- Task directions
Skip the pictures. Reproduce all other material exactly.

start Supplied material

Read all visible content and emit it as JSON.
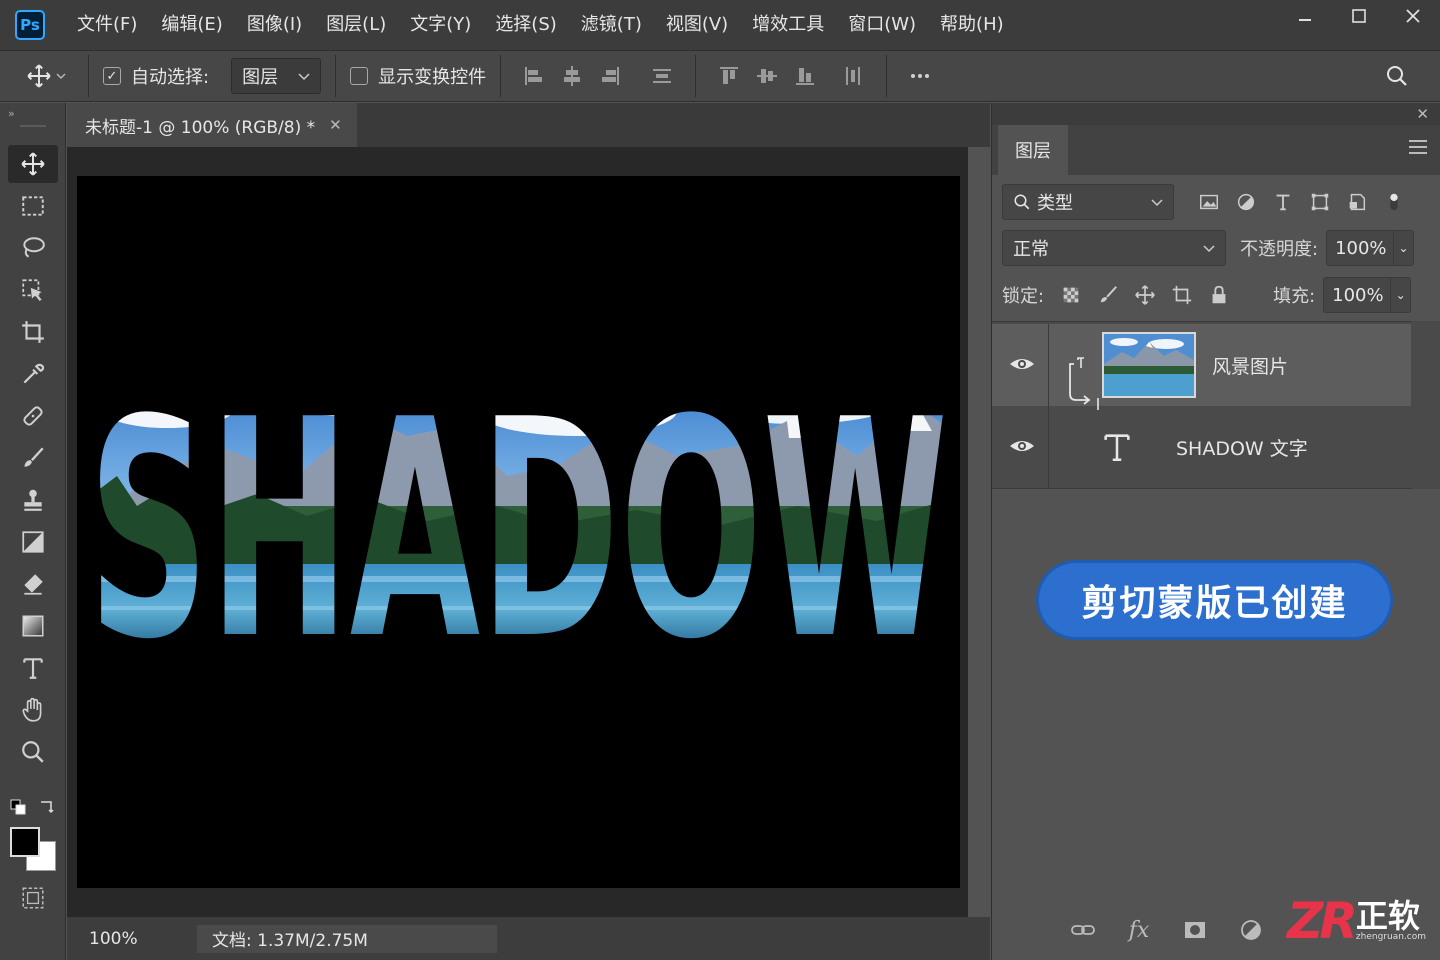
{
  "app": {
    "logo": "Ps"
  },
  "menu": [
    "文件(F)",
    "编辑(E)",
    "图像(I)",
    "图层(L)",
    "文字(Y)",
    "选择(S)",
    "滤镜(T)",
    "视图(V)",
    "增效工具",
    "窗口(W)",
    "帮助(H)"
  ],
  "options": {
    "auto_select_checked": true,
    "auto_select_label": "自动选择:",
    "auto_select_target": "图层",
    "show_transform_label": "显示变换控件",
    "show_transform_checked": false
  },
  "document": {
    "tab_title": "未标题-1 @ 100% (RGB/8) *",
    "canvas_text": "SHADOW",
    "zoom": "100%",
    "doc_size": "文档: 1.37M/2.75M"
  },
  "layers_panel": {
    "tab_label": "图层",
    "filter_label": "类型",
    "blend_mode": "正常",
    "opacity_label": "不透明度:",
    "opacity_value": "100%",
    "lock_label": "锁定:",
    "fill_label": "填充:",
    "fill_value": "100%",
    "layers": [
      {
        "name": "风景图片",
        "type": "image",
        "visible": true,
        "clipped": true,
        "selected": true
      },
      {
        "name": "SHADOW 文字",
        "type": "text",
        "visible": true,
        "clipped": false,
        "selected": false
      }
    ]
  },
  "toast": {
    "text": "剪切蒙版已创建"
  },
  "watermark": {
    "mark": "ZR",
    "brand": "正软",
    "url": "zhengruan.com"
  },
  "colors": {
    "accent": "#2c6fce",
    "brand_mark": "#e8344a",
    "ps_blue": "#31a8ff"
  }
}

end Supplied material

- Solution to this exercise
Read all visible content and emit it as JSON.
{
  "app": {
    "logo": "Ps"
  },
  "menu": [
    "文件(F)",
    "编辑(E)",
    "图像(I)",
    "图层(L)",
    "文字(Y)",
    "选择(S)",
    "滤镜(T)",
    "视图(V)",
    "增效工具",
    "窗口(W)",
    "帮助(H)"
  ],
  "options": {
    "auto_select_checked": true,
    "auto_select_label": "自动选择:",
    "auto_select_target": "图层",
    "show_transform_label": "显示变换控件",
    "show_transform_checked": false
  },
  "document": {
    "tab_title": "未标题-1 @ 100% (RGB/8) *",
    "canvas_text": "SHADOW",
    "zoom": "100%",
    "doc_size": "文档: 1.37M/2.75M"
  },
  "layers_panel": {
    "tab_label": "图层",
    "filter_label": "类型",
    "blend_mode": "正常",
    "opacity_label": "不透明度:",
    "opacity_value": "100%",
    "lock_label": "锁定:",
    "fill_label": "填充:",
    "fill_value": "100%",
    "layers": [
      {
        "name": "风景图片",
        "type": "image",
        "visible": true,
        "clipped": true,
        "selected": true
      },
      {
        "name": "SHADOW 文字",
        "type": "text",
        "visible": true,
        "clipped": false,
        "selected": false
      }
    ]
  },
  "toast": {
    "text": "剪切蒙版已创建"
  },
  "watermark": {
    "mark": "ZR",
    "brand": "正软",
    "url": "zhengruan.com"
  },
  "colors": {
    "accent": "#2c6fce",
    "brand_mark": "#e8344a",
    "ps_blue": "#31a8ff"
  }
}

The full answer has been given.